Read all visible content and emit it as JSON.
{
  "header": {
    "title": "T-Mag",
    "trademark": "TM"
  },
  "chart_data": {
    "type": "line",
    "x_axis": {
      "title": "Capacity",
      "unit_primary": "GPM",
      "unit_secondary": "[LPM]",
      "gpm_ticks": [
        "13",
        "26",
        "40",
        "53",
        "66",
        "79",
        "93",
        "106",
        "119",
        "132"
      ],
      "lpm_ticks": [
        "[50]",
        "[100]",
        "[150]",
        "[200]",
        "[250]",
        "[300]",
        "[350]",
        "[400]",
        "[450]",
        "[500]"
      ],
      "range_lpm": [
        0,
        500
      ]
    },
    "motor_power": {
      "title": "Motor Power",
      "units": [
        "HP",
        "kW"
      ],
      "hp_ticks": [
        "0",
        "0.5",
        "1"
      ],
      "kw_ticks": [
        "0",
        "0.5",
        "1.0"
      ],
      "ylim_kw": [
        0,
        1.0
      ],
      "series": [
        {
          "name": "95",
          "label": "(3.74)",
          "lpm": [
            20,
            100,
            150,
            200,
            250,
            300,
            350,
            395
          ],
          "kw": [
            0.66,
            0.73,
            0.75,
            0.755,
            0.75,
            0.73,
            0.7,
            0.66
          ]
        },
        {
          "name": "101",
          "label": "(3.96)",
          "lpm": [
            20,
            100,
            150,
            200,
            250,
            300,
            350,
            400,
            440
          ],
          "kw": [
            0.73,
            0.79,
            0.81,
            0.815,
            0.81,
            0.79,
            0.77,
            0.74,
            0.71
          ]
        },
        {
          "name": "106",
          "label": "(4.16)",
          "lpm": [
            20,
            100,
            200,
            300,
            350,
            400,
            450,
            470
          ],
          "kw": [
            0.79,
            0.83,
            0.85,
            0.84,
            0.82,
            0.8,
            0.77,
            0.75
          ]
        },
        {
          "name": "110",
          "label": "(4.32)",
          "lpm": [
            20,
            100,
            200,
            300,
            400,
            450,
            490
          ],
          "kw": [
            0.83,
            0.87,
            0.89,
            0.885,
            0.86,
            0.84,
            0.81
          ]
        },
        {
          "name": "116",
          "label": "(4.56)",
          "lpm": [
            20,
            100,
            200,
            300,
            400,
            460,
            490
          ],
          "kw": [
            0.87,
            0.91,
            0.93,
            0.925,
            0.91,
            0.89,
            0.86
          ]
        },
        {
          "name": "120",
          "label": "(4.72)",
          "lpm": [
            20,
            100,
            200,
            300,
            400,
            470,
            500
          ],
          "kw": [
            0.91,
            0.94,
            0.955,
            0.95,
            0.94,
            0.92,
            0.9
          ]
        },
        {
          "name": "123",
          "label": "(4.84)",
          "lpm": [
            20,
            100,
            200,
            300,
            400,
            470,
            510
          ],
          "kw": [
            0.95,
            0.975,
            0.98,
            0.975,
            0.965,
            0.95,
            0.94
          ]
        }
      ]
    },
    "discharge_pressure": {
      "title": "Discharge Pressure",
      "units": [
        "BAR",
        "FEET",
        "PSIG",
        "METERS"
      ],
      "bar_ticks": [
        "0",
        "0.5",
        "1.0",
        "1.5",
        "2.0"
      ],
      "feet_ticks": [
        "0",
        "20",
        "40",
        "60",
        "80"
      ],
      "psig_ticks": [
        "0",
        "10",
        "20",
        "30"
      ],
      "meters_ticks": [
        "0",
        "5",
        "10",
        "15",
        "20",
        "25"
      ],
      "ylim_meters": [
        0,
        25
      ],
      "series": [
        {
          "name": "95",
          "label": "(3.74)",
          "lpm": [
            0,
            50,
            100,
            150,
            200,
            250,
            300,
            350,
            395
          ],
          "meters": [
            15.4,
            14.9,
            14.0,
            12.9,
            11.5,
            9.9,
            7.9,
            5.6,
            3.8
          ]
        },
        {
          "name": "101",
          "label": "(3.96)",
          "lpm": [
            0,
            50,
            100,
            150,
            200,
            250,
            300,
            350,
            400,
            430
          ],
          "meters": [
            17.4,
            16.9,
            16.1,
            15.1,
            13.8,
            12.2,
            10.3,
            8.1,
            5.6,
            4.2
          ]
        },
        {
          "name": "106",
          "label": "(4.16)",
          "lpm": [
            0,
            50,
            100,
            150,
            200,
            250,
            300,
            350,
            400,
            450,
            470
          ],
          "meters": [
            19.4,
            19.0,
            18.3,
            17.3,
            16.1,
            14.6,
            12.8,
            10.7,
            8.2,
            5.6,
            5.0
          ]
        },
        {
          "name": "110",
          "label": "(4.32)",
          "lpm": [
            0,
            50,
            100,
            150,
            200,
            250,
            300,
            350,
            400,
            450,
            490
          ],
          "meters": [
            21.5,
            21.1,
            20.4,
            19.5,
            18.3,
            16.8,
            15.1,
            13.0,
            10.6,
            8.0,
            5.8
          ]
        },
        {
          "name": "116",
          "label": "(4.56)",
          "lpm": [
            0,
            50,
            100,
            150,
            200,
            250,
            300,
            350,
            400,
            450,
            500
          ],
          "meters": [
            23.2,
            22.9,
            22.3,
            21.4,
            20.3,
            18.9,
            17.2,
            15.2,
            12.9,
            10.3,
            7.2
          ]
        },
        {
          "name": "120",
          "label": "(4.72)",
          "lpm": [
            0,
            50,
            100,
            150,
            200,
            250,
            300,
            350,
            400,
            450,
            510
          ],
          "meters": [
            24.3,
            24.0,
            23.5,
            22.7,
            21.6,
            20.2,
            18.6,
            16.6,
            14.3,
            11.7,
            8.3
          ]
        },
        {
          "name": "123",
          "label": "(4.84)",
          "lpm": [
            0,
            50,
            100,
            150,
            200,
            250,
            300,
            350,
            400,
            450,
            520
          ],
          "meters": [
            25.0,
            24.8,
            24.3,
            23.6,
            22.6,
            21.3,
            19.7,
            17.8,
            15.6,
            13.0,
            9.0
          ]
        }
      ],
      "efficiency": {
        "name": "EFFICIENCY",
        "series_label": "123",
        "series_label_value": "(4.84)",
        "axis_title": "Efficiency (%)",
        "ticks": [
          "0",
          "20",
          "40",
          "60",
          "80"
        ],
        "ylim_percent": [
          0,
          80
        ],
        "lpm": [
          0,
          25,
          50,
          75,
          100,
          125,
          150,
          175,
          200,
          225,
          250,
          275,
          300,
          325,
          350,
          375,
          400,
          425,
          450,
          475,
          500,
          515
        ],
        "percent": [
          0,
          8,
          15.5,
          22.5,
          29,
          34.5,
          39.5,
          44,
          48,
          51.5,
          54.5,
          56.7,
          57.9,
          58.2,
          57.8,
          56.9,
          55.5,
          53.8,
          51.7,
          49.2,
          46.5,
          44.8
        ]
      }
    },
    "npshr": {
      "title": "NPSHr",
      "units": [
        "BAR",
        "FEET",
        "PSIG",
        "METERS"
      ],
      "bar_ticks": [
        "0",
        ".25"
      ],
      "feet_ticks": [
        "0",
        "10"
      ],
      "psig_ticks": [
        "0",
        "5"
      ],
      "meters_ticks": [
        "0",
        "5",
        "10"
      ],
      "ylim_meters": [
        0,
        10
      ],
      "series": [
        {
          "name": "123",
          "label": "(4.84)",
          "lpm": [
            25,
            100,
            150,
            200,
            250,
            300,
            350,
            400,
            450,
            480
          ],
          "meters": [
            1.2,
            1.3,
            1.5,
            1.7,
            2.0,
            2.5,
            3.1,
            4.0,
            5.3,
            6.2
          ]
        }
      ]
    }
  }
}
----
Write out every entry word for word.

### SOLUTION
Read all visible content and emit it as JSON.
{
  "header": {
    "title": "T-Mag",
    "trademark": "TM"
  },
  "chart_data": {
    "type": "line",
    "x_axis": {
      "title": "Capacity",
      "unit_primary": "GPM",
      "unit_secondary": "[LPM]",
      "gpm_ticks": [
        "13",
        "26",
        "40",
        "53",
        "66",
        "79",
        "93",
        "106",
        "119",
        "132"
      ],
      "lpm_ticks": [
        "[50]",
        "[100]",
        "[150]",
        "[200]",
        "[250]",
        "[300]",
        "[350]",
        "[400]",
        "[450]",
        "[500]"
      ],
      "range_lpm": [
        0,
        500
      ]
    },
    "motor_power": {
      "title": "Motor Power",
      "units": [
        "HP",
        "kW"
      ],
      "hp_ticks": [
        "0",
        "0.5",
        "1"
      ],
      "kw_ticks": [
        "0",
        "0.5",
        "1.0"
      ],
      "ylim_kw": [
        0,
        1.0
      ],
      "series": [
        {
          "name": "95",
          "label": "(3.74)",
          "lpm": [
            20,
            100,
            150,
            200,
            250,
            300,
            350,
            395
          ],
          "kw": [
            0.66,
            0.73,
            0.75,
            0.755,
            0.75,
            0.73,
            0.7,
            0.66
          ]
        },
        {
          "name": "101",
          "label": "(3.96)",
          "lpm": [
            20,
            100,
            150,
            200,
            250,
            300,
            350,
            400,
            440
          ],
          "kw": [
            0.73,
            0.79,
            0.81,
            0.815,
            0.81,
            0.79,
            0.77,
            0.74,
            0.71
          ]
        },
        {
          "name": "106",
          "label": "(4.16)",
          "lpm": [
            20,
            100,
            200,
            300,
            350,
            400,
            450,
            470
          ],
          "kw": [
            0.79,
            0.83,
            0.85,
            0.84,
            0.82,
            0.8,
            0.77,
            0.75
          ]
        },
        {
          "name": "110",
          "label": "(4.32)",
          "lpm": [
            20,
            100,
            200,
            300,
            400,
            450,
            490
          ],
          "kw": [
            0.83,
            0.87,
            0.89,
            0.885,
            0.86,
            0.84,
            0.81
          ]
        },
        {
          "name": "116",
          "label": "(4.56)",
          "lpm": [
            20,
            100,
            200,
            300,
            400,
            460,
            490
          ],
          "kw": [
            0.87,
            0.91,
            0.93,
            0.925,
            0.91,
            0.89,
            0.86
          ]
        },
        {
          "name": "120",
          "label": "(4.72)",
          "lpm": [
            20,
            100,
            200,
            300,
            400,
            470,
            500
          ],
          "kw": [
            0.91,
            0.94,
            0.955,
            0.95,
            0.94,
            0.92,
            0.9
          ]
        },
        {
          "name": "123",
          "label": "(4.84)",
          "lpm": [
            20,
            100,
            200,
            300,
            400,
            470,
            510
          ],
          "kw": [
            0.95,
            0.975,
            0.98,
            0.975,
            0.965,
            0.95,
            0.94
          ]
        }
      ]
    },
    "discharge_pressure": {
      "title": "Discharge Pressure",
      "units": [
        "BAR",
        "FEET",
        "PSIG",
        "METERS"
      ],
      "bar_ticks": [
        "0",
        "0.5",
        "1.0",
        "1.5",
        "2.0"
      ],
      "feet_ticks": [
        "0",
        "20",
        "40",
        "60",
        "80"
      ],
      "psig_ticks": [
        "0",
        "10",
        "20",
        "30"
      ],
      "meters_ticks": [
        "0",
        "5",
        "10",
        "15",
        "20",
        "25"
      ],
      "ylim_meters": [
        0,
        25
      ],
      "series": [
        {
          "name": "95",
          "label": "(3.74)",
          "lpm": [
            0,
            50,
            100,
            150,
            200,
            250,
            300,
            350,
            395
          ],
          "meters": [
            15.4,
            14.9,
            14.0,
            12.9,
            11.5,
            9.9,
            7.9,
            5.6,
            3.8
          ]
        },
        {
          "name": "101",
          "label": "(3.96)",
          "lpm": [
            0,
            50,
            100,
            150,
            200,
            250,
            300,
            350,
            400,
            430
          ],
          "meters": [
            17.4,
            16.9,
            16.1,
            15.1,
            13.8,
            12.2,
            10.3,
            8.1,
            5.6,
            4.2
          ]
        },
        {
          "name": "106",
          "label": "(4.16)",
          "lpm": [
            0,
            50,
            100,
            150,
            200,
            250,
            300,
            350,
            400,
            450,
            470
          ],
          "meters": [
            19.4,
            19.0,
            18.3,
            17.3,
            16.1,
            14.6,
            12.8,
            10.7,
            8.2,
            5.6,
            5.0
          ]
        },
        {
          "name": "110",
          "label": "(4.32)",
          "lpm": [
            0,
            50,
            100,
            150,
            200,
            250,
            300,
            350,
            400,
            450,
            490
          ],
          "meters": [
            21.5,
            21.1,
            20.4,
            19.5,
            18.3,
            16.8,
            15.1,
            13.0,
            10.6,
            8.0,
            5.8
          ]
        },
        {
          "name": "116",
          "label": "(4.56)",
          "lpm": [
            0,
            50,
            100,
            150,
            200,
            250,
            300,
            350,
            400,
            450,
            500
          ],
          "meters": [
            23.2,
            22.9,
            22.3,
            21.4,
            20.3,
            18.9,
            17.2,
            15.2,
            12.9,
            10.3,
            7.2
          ]
        },
        {
          "name": "120",
          "label": "(4.72)",
          "lpm": [
            0,
            50,
            100,
            150,
            200,
            250,
            300,
            350,
            400,
            450,
            510
          ],
          "meters": [
            24.3,
            24.0,
            23.5,
            22.7,
            21.6,
            20.2,
            18.6,
            16.6,
            14.3,
            11.7,
            8.3
          ]
        },
        {
          "name": "123",
          "label": "(4.84)",
          "lpm": [
            0,
            50,
            100,
            150,
            200,
            250,
            300,
            350,
            400,
            450,
            520
          ],
          "meters": [
            25.0,
            24.8,
            24.3,
            23.6,
            22.6,
            21.3,
            19.7,
            17.8,
            15.6,
            13.0,
            9.0
          ]
        }
      ],
      "efficiency": {
        "name": "EFFICIENCY",
        "series_label": "123",
        "series_label_value": "(4.84)",
        "axis_title": "Efficiency (%)",
        "ticks": [
          "0",
          "20",
          "40",
          "60",
          "80"
        ],
        "ylim_percent": [
          0,
          80
        ],
        "lpm": [
          0,
          25,
          50,
          75,
          100,
          125,
          150,
          175,
          200,
          225,
          250,
          275,
          300,
          325,
          350,
          375,
          400,
          425,
          450,
          475,
          500,
          515
        ],
        "percent": [
          0,
          8,
          15.5,
          22.5,
          29,
          34.5,
          39.5,
          44,
          48,
          51.5,
          54.5,
          56.7,
          57.9,
          58.2,
          57.8,
          56.9,
          55.5,
          53.8,
          51.7,
          49.2,
          46.5,
          44.8
        ]
      }
    },
    "npshr": {
      "title": "NPSHr",
      "units": [
        "BAR",
        "FEET",
        "PSIG",
        "METERS"
      ],
      "bar_ticks": [
        "0",
        ".25"
      ],
      "feet_ticks": [
        "0",
        "10"
      ],
      "psig_ticks": [
        "0",
        "5"
      ],
      "meters_ticks": [
        "0",
        "5",
        "10"
      ],
      "ylim_meters": [
        0,
        10
      ],
      "series": [
        {
          "name": "123",
          "label": "(4.84)",
          "lpm": [
            25,
            100,
            150,
            200,
            250,
            300,
            350,
            400,
            450,
            480
          ],
          "meters": [
            1.2,
            1.3,
            1.5,
            1.7,
            2.0,
            2.5,
            3.1,
            4.0,
            5.3,
            6.2
          ]
        }
      ]
    }
  }
}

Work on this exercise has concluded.